**** Data shown

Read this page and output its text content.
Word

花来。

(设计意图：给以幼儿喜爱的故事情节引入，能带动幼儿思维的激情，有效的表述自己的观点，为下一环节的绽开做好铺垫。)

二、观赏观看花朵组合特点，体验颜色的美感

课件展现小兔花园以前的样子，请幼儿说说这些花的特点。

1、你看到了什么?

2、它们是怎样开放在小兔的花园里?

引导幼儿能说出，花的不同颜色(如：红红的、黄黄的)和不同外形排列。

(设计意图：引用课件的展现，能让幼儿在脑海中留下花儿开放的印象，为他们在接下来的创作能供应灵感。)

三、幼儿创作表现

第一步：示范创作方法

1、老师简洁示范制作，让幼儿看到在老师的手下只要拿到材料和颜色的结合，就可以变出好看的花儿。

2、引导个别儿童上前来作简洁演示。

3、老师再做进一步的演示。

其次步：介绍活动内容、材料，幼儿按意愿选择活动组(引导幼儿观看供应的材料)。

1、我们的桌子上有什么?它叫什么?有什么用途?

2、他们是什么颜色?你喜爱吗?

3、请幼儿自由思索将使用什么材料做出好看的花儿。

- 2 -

********

• _To be done_
State the number of lines that contain the string "设计意图", with no other words.

• _Response to the exercise_
2